*Instructions for the task*:
Below is a block of data; give all of it again word for word.
▶
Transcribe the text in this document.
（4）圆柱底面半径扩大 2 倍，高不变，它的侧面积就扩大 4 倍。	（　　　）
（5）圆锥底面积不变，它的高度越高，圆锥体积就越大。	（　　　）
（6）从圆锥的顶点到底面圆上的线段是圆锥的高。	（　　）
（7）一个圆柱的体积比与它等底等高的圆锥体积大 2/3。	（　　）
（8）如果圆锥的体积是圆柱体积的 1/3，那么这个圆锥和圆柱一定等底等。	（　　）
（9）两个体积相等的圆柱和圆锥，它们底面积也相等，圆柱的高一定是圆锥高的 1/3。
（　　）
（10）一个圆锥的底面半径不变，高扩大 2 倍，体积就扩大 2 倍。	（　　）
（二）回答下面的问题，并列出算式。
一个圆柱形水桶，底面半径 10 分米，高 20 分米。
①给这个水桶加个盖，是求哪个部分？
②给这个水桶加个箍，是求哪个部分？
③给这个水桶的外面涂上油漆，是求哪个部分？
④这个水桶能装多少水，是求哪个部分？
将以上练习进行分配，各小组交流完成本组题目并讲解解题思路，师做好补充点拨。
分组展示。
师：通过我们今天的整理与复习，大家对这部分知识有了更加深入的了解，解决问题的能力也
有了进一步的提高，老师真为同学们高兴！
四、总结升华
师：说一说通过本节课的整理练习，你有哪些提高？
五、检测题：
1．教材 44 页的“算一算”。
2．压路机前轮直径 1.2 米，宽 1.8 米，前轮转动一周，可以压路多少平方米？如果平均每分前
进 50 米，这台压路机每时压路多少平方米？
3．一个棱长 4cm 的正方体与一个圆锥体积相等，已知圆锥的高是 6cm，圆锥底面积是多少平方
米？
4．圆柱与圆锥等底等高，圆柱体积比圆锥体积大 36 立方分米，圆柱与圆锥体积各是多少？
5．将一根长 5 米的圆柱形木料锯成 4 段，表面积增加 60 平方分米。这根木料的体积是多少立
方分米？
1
◀
*Finished task*:
Transcribe the text in this document.
（4）圆柱底面半径扩大 2 倍，高不变，它的侧面积就扩大 4 倍。	（　　　）
（5）圆锥底面积不变，它的高度越高，圆锥体积就越大。	（　　　）
（6）从圆锥的顶点到底面圆上的线段是圆锥的高。	（　　）
（7）一个圆柱的体积比与它等底等高的圆锥体积大 2/3。	（　　）
（8）如果圆锥的体积是圆柱体积的 1/3，那么这个圆锥和圆柱一定等底等。	（　　）
（9）两个体积相等的圆柱和圆锥，它们底面积也相等，圆柱的高一定是圆锥高的 1/3。
（　　）
（10）一个圆锥的底面半径不变，高扩大 2 倍，体积就扩大 2 倍。	（　　）
（二）回答下面的问题，并列出算式。
一个圆柱形水桶，底面半径 10 分米，高 20 分米。
①给这个水桶加个盖，是求哪个部分？
②给这个水桶加个箍，是求哪个部分？
③给这个水桶的外面涂上油漆，是求哪个部分？
④这个水桶能装多少水，是求哪个部分？
将以上练习进行分配，各小组交流完成本组题目并讲解解题思路，师做好补充点拨。
分组展示。
师：通过我们今天的整理与复习，大家对这部分知识有了更加深入的了解，解决问题的能力也
有了进一步的提高，老师真为同学们高兴！
四、总结升华
师：说一说通过本节课的整理练习，你有哪些提高？
五、检测题：
1．教材 44 页的“算一算”。
2．压路机前轮直径 1.2 米，宽 1.8 米，前轮转动一周，可以压路多少平方米？如果平均每分前
进 50 米，这台压路机每时压路多少平方米？
3．一个棱长 4cm 的正方体与一个圆锥体积相等，已知圆锥的高是 6cm，圆锥底面积是多少平方
米？
4．圆柱与圆锥等底等高，圆柱体积比圆锥体积大 36 立方分米，圆柱与圆锥体积各是多少？
5．将一根长 5 米的圆柱形木料锯成 4 段，表面积增加 60 平方分米。这根木料的体积是多少立
方分米？
1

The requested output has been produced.